▶ Directions:
Show each line that has the string "Research" in it.

== Stored data

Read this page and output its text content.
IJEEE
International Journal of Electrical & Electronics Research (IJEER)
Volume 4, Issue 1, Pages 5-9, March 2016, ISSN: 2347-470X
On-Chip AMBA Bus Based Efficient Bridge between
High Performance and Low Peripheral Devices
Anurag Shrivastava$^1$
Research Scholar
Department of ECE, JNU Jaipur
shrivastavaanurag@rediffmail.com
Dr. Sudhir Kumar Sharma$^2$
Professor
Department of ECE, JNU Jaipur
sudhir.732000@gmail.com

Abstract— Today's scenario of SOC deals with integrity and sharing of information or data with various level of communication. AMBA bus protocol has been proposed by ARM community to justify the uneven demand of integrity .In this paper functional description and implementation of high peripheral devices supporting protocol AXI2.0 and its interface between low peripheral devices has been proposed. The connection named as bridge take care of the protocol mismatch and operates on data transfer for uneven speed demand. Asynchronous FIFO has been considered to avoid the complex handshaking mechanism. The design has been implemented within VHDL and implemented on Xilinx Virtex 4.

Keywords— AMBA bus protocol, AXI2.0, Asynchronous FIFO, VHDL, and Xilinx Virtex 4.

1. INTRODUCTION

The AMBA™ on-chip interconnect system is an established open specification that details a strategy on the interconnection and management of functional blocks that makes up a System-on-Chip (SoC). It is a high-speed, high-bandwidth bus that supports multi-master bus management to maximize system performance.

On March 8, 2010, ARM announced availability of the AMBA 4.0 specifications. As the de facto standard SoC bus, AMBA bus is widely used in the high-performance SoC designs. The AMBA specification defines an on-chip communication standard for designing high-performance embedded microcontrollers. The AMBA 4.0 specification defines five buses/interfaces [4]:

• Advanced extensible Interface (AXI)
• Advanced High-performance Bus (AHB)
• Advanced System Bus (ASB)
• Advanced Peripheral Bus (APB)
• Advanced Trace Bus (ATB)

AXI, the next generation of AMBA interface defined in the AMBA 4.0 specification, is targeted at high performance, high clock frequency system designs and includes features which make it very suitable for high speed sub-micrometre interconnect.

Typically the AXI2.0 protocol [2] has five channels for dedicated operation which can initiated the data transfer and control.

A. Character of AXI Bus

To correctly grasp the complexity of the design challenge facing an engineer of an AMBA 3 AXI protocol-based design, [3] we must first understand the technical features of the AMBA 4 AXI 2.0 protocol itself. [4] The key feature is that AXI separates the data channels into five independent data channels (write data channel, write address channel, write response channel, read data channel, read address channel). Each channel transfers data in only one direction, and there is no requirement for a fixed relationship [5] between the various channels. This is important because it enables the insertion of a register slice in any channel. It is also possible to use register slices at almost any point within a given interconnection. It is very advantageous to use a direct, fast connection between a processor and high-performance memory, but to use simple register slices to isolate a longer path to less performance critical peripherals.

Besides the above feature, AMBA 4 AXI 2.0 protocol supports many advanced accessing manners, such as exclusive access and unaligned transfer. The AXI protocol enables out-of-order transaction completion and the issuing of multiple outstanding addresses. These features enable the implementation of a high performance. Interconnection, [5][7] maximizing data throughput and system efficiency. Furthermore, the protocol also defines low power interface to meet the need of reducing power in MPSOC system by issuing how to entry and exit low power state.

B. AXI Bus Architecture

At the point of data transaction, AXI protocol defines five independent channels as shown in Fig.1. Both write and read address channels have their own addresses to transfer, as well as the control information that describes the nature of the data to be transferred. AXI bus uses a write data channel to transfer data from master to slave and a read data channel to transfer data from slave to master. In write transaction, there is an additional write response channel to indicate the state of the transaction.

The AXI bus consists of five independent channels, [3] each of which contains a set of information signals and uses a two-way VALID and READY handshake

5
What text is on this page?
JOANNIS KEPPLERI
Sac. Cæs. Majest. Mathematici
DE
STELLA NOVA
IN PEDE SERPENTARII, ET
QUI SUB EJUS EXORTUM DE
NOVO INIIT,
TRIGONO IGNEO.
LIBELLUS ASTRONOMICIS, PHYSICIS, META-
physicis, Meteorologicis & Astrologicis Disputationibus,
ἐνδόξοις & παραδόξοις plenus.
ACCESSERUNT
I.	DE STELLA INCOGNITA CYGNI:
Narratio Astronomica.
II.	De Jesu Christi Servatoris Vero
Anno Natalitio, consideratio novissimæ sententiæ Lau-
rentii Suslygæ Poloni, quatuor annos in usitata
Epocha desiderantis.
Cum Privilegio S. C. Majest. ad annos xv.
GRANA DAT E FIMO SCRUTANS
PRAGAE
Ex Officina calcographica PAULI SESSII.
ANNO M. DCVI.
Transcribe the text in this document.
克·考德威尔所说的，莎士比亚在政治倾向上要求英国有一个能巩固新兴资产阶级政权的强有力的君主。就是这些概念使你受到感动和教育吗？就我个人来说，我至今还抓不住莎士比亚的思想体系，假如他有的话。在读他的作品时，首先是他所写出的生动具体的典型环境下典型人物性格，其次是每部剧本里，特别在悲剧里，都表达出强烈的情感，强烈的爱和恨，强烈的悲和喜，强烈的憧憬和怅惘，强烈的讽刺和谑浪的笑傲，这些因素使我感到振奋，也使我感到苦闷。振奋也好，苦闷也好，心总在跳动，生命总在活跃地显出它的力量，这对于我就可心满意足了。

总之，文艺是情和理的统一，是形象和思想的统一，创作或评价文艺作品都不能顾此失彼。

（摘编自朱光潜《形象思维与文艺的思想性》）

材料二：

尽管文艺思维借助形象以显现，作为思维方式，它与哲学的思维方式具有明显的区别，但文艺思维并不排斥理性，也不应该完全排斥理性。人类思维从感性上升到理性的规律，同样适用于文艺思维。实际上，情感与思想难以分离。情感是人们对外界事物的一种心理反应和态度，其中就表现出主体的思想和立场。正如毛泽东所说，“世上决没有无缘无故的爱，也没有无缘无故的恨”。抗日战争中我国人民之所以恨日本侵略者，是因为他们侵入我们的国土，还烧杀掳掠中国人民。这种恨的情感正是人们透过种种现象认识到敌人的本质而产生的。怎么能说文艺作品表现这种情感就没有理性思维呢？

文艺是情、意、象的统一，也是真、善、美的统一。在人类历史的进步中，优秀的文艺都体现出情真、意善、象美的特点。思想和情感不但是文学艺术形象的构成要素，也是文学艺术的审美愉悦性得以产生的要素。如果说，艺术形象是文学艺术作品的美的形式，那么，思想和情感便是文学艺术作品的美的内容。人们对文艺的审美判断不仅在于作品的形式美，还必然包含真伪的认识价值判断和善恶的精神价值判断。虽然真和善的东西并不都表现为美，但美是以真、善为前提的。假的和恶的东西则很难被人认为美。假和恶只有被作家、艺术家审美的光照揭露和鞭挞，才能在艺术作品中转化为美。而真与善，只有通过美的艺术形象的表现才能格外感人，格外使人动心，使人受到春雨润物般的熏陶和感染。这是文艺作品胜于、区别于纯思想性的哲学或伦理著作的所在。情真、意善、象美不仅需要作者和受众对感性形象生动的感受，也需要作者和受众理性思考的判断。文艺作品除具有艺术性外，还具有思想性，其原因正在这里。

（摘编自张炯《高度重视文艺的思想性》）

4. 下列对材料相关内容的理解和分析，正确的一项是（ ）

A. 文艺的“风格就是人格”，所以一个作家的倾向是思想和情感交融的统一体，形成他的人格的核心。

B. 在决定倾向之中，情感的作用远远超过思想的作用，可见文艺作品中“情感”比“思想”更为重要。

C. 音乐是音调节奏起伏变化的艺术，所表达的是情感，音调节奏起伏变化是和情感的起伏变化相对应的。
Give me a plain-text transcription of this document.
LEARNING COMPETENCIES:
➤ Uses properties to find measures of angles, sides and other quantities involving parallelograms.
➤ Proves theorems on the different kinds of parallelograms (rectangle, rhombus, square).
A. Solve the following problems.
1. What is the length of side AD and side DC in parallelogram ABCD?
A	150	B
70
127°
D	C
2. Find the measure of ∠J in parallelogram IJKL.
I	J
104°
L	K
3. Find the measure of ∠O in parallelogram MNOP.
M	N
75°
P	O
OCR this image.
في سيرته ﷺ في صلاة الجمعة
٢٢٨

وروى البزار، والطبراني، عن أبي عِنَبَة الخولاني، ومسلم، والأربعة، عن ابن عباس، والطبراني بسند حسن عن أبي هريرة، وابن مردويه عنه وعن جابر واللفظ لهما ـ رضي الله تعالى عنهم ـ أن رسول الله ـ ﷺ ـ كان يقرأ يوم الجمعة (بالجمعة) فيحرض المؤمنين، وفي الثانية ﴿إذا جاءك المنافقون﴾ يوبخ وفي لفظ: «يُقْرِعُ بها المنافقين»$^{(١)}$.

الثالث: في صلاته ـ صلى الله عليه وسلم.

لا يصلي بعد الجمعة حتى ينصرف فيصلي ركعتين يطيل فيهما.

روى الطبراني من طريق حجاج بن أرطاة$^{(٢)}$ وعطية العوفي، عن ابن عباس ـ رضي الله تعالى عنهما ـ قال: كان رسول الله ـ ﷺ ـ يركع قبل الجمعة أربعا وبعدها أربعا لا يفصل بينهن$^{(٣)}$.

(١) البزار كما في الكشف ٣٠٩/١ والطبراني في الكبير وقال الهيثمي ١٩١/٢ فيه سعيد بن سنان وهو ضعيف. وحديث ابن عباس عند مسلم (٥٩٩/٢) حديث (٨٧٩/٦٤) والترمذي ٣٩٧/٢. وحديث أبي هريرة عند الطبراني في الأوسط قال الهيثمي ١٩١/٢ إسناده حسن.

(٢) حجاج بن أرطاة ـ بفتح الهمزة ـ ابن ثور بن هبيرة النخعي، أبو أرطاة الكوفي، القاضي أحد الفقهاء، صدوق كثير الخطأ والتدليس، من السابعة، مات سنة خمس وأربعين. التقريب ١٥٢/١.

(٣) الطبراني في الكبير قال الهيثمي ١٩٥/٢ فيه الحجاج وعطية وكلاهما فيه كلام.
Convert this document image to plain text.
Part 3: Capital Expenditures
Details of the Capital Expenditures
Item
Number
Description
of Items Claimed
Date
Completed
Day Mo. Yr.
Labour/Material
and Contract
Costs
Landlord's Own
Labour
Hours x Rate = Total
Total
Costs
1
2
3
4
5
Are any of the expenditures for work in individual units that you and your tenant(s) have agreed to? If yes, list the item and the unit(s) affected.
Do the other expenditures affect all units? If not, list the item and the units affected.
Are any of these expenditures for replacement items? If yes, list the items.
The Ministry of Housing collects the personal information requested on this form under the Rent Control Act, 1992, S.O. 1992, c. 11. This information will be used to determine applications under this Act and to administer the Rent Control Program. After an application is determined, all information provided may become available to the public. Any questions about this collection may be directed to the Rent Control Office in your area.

====

▶ Task solution:
International Journal of Electrical & Electronics Research (IJEER)
Research Scholar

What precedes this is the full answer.